Please reproduce every one of the rows below word for word.

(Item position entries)
— BEGIN —

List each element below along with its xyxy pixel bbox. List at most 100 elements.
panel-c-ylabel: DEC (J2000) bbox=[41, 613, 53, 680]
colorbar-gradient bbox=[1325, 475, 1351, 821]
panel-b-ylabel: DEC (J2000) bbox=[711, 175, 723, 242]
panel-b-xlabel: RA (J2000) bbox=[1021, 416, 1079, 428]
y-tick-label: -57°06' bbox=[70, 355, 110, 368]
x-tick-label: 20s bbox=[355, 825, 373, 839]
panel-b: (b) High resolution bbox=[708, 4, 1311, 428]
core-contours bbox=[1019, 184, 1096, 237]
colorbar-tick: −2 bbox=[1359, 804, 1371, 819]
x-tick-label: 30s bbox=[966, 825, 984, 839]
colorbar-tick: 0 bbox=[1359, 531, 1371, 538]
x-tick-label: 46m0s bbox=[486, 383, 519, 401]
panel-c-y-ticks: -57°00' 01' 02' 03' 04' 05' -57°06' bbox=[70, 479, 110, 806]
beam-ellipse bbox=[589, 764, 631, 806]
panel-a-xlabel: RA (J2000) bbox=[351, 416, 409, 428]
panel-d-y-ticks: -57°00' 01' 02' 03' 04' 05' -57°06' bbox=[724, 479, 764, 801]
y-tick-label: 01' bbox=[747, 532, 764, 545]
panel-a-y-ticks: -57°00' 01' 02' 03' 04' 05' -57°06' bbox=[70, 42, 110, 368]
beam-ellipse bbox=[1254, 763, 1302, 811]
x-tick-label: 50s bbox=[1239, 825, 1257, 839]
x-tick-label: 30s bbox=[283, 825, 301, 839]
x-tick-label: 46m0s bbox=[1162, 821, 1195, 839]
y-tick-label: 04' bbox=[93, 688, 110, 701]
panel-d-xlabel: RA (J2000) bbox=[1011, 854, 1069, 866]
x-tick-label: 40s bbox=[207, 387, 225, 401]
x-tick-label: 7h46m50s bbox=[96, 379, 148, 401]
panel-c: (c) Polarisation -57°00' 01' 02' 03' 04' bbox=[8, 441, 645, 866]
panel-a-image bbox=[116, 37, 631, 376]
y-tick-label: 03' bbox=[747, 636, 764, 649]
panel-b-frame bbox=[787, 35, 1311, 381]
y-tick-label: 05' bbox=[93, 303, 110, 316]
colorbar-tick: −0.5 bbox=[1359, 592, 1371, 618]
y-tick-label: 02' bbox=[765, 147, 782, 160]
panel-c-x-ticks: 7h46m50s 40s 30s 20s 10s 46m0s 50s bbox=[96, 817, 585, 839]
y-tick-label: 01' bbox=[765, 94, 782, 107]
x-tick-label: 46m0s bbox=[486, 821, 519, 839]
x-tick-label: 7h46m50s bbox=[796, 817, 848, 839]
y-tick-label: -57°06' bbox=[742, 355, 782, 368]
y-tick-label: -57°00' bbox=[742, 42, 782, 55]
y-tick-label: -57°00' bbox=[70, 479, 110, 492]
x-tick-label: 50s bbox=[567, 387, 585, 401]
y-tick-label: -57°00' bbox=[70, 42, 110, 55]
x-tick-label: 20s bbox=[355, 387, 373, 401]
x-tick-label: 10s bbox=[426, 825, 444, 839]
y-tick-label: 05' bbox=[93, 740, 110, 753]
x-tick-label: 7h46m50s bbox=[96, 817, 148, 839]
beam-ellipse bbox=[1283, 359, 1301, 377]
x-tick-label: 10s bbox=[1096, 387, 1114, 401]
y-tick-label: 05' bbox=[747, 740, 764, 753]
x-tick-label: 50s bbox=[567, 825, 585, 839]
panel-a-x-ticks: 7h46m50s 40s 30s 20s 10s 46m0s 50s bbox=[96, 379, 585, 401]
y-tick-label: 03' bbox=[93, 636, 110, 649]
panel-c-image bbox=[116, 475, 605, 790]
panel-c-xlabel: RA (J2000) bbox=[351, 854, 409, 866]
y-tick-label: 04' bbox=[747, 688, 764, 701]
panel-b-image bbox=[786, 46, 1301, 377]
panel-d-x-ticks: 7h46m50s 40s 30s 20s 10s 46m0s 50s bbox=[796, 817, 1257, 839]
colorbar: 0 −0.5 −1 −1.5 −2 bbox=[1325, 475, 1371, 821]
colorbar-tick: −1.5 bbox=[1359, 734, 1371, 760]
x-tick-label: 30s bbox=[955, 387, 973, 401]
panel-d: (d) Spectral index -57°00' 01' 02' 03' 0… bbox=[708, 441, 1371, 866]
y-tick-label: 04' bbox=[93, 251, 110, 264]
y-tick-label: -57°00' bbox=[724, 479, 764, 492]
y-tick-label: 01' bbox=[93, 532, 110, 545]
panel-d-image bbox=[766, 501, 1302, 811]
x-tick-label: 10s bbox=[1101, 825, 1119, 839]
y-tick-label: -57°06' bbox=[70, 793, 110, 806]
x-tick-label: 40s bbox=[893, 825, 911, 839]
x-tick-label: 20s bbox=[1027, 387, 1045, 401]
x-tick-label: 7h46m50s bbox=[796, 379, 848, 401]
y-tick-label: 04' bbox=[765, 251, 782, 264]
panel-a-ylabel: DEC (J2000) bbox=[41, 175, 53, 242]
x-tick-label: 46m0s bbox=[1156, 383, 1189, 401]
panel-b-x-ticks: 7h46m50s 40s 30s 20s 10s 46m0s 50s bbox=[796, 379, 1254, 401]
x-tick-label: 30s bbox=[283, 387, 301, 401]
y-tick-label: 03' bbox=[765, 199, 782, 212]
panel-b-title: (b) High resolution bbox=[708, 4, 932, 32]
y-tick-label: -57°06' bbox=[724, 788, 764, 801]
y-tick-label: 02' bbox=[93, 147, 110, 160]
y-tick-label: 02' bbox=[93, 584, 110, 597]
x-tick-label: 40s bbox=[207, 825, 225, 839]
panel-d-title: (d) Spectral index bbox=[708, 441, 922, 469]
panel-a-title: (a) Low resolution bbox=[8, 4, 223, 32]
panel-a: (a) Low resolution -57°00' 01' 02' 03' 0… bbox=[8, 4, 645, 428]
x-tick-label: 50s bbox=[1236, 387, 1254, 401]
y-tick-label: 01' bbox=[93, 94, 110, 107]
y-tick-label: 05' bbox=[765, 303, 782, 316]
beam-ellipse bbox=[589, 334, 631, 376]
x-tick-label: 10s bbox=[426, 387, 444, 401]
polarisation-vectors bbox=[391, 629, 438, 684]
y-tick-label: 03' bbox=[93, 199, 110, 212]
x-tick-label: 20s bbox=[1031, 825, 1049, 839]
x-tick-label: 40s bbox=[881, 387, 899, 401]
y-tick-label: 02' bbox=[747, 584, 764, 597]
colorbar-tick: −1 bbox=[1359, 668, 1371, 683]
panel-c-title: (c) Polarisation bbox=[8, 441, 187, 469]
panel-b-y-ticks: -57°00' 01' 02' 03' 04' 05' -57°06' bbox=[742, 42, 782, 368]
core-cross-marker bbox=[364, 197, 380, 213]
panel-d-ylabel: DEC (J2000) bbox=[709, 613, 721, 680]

— END —

Response:
List each element below along with its xyxy pixel bbox. List at most 100 elements.
panel-c-ylabel: DEC (J2000) bbox=[41, 613, 53, 680]
colorbar-gradient bbox=[1325, 475, 1351, 821]
panel-b-ylabel: DEC (J2000) bbox=[711, 175, 723, 242]
panel-b-xlabel: RA (J2000) bbox=[1021, 416, 1079, 428]
y-tick-label: -57°06' bbox=[70, 355, 110, 368]
x-tick-label: 20s bbox=[355, 825, 373, 839]
panel-b: (b) High resolution bbox=[708, 4, 1311, 428]
core-contours bbox=[1019, 184, 1096, 237]
colorbar-tick: −2 bbox=[1359, 804, 1371, 819]
x-tick-label: 30s bbox=[966, 825, 984, 839]
colorbar-tick: 0 bbox=[1359, 531, 1371, 538]
x-tick-label: 46m0s bbox=[486, 383, 519, 401]
panel-c-y-ticks: -57°00' 01' 02' 03' 04' 05' -57°06' bbox=[70, 479, 110, 806]
beam-ellipse bbox=[589, 764, 631, 806]
panel-a-xlabel: RA (J2000) bbox=[351, 416, 409, 428]
panel-d-y-ticks: -57°00' 01' 02' 03' 04' 05' -57°06' bbox=[724, 479, 764, 801]
y-tick-label: 01' bbox=[747, 532, 764, 545]
panel-a-y-ticks: -57°00' 01' 02' 03' 04' 05' -57°06' bbox=[70, 42, 110, 368]
beam-ellipse bbox=[1254, 763, 1302, 811]
x-tick-label: 50s bbox=[1239, 825, 1257, 839]
x-tick-label: 30s bbox=[283, 825, 301, 839]
x-tick-label: 46m0s bbox=[1162, 821, 1195, 839]
y-tick-label: 04' bbox=[93, 688, 110, 701]
panel-d-xlabel: RA (J2000) bbox=[1011, 854, 1069, 866]
x-tick-label: 40s bbox=[207, 387, 225, 401]
x-tick-label: 7h46m50s bbox=[96, 379, 148, 401]
panel-c: (c) Polarisation -57°00' 01' 02' 03' 04' bbox=[8, 441, 645, 866]
panel-a-image bbox=[116, 37, 631, 376]
y-tick-label: 03' bbox=[747, 636, 764, 649]
panel-b-frame bbox=[787, 35, 1311, 381]
y-tick-label: 05' bbox=[93, 303, 110, 316]
colorbar-tick: −0.5 bbox=[1359, 592, 1371, 618]
y-tick-label: 02' bbox=[765, 147, 782, 160]
panel-c-x-ticks: 7h46m50s 40s 30s 20s 10s 46m0s 50s bbox=[96, 817, 585, 839]
y-tick-label: 01' bbox=[765, 94, 782, 107]
x-tick-label: 46m0s bbox=[486, 821, 519, 839]
x-tick-label: 7h46m50s bbox=[796, 817, 848, 839]
y-tick-label: -57°06' bbox=[742, 355, 782, 368]
y-tick-label: -57°00' bbox=[742, 42, 782, 55]
y-tick-label: -57°00' bbox=[70, 479, 110, 492]
x-tick-label: 50s bbox=[567, 387, 585, 401]
y-tick-label: -57°00' bbox=[70, 42, 110, 55]
x-tick-label: 20s bbox=[355, 387, 373, 401]
x-tick-label: 10s bbox=[426, 825, 444, 839]
y-tick-label: 05' bbox=[93, 740, 110, 753]
x-tick-label: 7h46m50s bbox=[96, 817, 148, 839]
beam-ellipse bbox=[1283, 359, 1301, 377]
x-tick-label: 10s bbox=[1096, 387, 1114, 401]
y-tick-label: 05' bbox=[747, 740, 764, 753]
x-tick-label: 50s bbox=[567, 825, 585, 839]
panel-a-x-ticks: 7h46m50s 40s 30s 20s 10s 46m0s 50s bbox=[96, 379, 585, 401]
y-tick-label: 03' bbox=[93, 636, 110, 649]
panel-c-image bbox=[116, 475, 605, 790]
panel-c-xlabel: RA (J2000) bbox=[351, 854, 409, 866]
y-tick-label: 04' bbox=[747, 688, 764, 701]
panel-b-image bbox=[786, 46, 1301, 377]
panel-d-x-ticks: 7h46m50s 40s 30s 20s 10s 46m0s 50s bbox=[796, 817, 1257, 839]
colorbar: 0 −0.5 −1 −1.5 −2 bbox=[1325, 475, 1371, 821]
colorbar-tick: −1.5 bbox=[1359, 734, 1371, 760]
x-tick-label: 30s bbox=[955, 387, 973, 401]
panel-d: (d) Spectral index -57°00' 01' 02' 03' 0… bbox=[708, 441, 1371, 866]
y-tick-label: 04' bbox=[93, 251, 110, 264]
y-tick-label: -57°00' bbox=[724, 479, 764, 492]
y-tick-label: 01' bbox=[93, 532, 110, 545]
panel-d-image bbox=[766, 501, 1302, 811]
x-tick-label: 10s bbox=[1101, 825, 1119, 839]
y-tick-label: -57°06' bbox=[70, 793, 110, 806]
x-tick-label: 40s bbox=[893, 825, 911, 839]
x-tick-label: 20s bbox=[1027, 387, 1045, 401]
x-tick-label: 7h46m50s bbox=[796, 379, 848, 401]
y-tick-label: 04' bbox=[765, 251, 782, 264]
panel-a-ylabel: DEC (J2000) bbox=[41, 175, 53, 242]
x-tick-label: 46m0s bbox=[1156, 383, 1189, 401]
panel-b-x-ticks: 7h46m50s 40s 30s 20s 10s 46m0s 50s bbox=[796, 379, 1254, 401]
x-tick-label: 30s bbox=[283, 387, 301, 401]
y-tick-label: 03' bbox=[765, 199, 782, 212]
panel-b-title: (b) High resolution bbox=[708, 4, 932, 32]
y-tick-label: -57°06' bbox=[724, 788, 764, 801]
y-tick-label: 02' bbox=[93, 147, 110, 160]
y-tick-label: 02' bbox=[93, 584, 110, 597]
x-tick-label: 40s bbox=[207, 825, 225, 839]
panel-d-title: (d) Spectral index bbox=[708, 441, 922, 469]
panel-a-title: (a) Low resolution bbox=[8, 4, 223, 32]
panel-a: (a) Low resolution -57°00' 01' 02' 03' 0… bbox=[8, 4, 645, 428]
x-tick-label: 50s bbox=[1236, 387, 1254, 401]
y-tick-label: 01' bbox=[93, 94, 110, 107]
y-tick-label: 05' bbox=[765, 303, 782, 316]
beam-ellipse bbox=[589, 334, 631, 376]
x-tick-label: 10s bbox=[426, 387, 444, 401]
polarisation-vectors bbox=[391, 629, 438, 684]
y-tick-label: 03' bbox=[93, 199, 110, 212]
x-tick-label: 20s bbox=[1031, 825, 1049, 839]
x-tick-label: 40s bbox=[881, 387, 899, 401]
y-tick-label: 02' bbox=[747, 584, 764, 597]
colorbar-tick: −1 bbox=[1359, 668, 1371, 683]
panel-c-title: (c) Polarisation bbox=[8, 441, 187, 469]
panel-b-y-ticks: -57°00' 01' 02' 03' 04' 05' -57°06' bbox=[742, 42, 782, 368]
core-cross-marker bbox=[364, 197, 380, 213]
panel-d-ylabel: DEC (J2000) bbox=[709, 613, 721, 680]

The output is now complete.